Given task —
Using the entries below, quote exactly the span of lines that begins with the line containing "Output a JSON" and ends with the final line.

Records from a data collection
=======
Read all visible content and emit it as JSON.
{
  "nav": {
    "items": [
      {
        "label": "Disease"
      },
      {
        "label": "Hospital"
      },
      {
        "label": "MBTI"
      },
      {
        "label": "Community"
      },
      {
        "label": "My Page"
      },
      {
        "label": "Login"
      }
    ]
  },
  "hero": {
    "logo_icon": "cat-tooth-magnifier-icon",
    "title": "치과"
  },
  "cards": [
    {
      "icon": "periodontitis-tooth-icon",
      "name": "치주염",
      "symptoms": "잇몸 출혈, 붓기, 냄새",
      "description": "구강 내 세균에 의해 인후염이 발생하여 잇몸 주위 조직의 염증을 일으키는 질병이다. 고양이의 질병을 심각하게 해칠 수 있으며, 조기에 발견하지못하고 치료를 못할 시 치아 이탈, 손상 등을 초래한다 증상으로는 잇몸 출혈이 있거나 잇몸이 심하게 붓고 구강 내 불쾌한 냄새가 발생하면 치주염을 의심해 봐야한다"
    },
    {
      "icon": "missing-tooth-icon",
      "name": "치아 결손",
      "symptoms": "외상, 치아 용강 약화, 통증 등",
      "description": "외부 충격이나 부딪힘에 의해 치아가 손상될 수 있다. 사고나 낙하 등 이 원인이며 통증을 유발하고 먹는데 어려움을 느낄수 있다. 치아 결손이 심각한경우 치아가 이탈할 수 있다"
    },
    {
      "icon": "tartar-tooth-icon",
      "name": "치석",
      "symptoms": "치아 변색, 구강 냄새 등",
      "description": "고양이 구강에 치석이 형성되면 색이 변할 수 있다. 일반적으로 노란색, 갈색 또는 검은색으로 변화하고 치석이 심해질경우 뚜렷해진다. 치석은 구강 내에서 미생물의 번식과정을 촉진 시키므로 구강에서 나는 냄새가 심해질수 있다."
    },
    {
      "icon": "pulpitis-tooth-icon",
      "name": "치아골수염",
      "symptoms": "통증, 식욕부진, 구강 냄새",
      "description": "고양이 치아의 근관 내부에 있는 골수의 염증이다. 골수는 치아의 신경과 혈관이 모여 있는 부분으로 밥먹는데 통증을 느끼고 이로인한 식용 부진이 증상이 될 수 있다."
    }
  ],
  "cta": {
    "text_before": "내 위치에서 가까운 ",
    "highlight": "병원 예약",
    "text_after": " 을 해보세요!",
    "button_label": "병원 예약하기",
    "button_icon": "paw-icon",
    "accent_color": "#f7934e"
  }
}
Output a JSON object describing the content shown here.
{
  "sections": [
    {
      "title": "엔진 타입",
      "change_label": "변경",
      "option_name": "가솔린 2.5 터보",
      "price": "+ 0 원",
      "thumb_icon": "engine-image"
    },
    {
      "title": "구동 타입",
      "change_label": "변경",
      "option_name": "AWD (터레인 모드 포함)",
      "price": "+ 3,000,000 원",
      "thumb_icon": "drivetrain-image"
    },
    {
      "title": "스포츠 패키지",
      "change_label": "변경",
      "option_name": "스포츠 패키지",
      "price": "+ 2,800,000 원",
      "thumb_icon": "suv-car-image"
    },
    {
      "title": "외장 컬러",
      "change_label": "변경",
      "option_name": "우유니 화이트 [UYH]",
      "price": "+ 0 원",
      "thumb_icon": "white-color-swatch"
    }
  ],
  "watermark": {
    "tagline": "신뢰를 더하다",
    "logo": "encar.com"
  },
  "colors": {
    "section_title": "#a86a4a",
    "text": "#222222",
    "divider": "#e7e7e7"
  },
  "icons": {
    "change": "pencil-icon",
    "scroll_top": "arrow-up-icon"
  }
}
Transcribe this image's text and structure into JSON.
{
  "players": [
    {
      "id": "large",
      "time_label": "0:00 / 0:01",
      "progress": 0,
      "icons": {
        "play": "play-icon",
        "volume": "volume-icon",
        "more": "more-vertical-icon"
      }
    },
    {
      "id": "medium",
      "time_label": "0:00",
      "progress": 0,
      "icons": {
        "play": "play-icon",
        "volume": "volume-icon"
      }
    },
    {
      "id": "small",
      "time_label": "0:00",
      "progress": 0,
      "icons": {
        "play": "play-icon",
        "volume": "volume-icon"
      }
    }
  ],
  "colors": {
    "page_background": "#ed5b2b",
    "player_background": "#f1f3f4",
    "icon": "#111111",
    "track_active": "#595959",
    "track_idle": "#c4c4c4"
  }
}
=======
Answer to this exercise —
Output a JSON object describing the content shown here.
{
  "sections": [
    {
      "title": "엔진 타입",
      "change_label": "변경",
      "option_name": "가솔린 2.5 터보",
      "price": "+ 0 원",
      "thumb_icon": "engine-image"
    },
    {
      "title": "구동 타입",
      "change_label": "변경",
      "option_name": "AWD (터레인 모드 포함)",
      "price": "+ 3,000,000 원",
      "thumb_icon": "drivetrain-image"
    },
    {
      "title": "스포츠 패키지",
      "change_label": "변경",
      "option_name": "스포츠 패키지",
      "price": "+ 2,800,000 원",
      "thumb_icon": "suv-car-image"
    },
    {
      "title": "외장 컬러",
      "change_label": "변경",
      "option_name": "우유니 화이트 [UYH]",
      "price": "+ 0 원",
      "thumb_icon": "white-color-swatch"
    }
  ],
  "watermark": {
    "tagline": "신뢰를 더하다",
    "logo": "encar.com"
  },
  "colors": {
    "section_title": "#a86a4a",
    "text": "#222222",
    "divider": "#e7e7e7"
  },
  "icons": {
    "change": "pencil-icon",
    "scroll_top": "arrow-up-icon"
  }
}
Transcribe this image's text and structure into JSON.
{
  "players": [
    {
      "id": "large",
      "time_label": "0:00 / 0:01",
      "progress": 0,
      "icons": {
        "play": "play-icon",
        "volume": "volume-icon",
        "more": "more-vertical-icon"
      }
    },
    {
      "id": "medium",
      "time_label": "0:00",
      "progress": 0,
      "icons": {
        "play": "play-icon",
        "volume": "volume-icon"
      }
    },
    {
      "id": "small",
      "time_label": "0:00",
      "progress": 0,
      "icons": {
        "play": "play-icon",
        "volume": "volume-icon"
      }
    }
  ],
  "colors": {
    "page_background": "#ed5b2b",
    "player_background": "#f1f3f4",
    "icon": "#111111",
    "track_active": "#595959",
    "track_idle": "#c4c4c4"
  }
}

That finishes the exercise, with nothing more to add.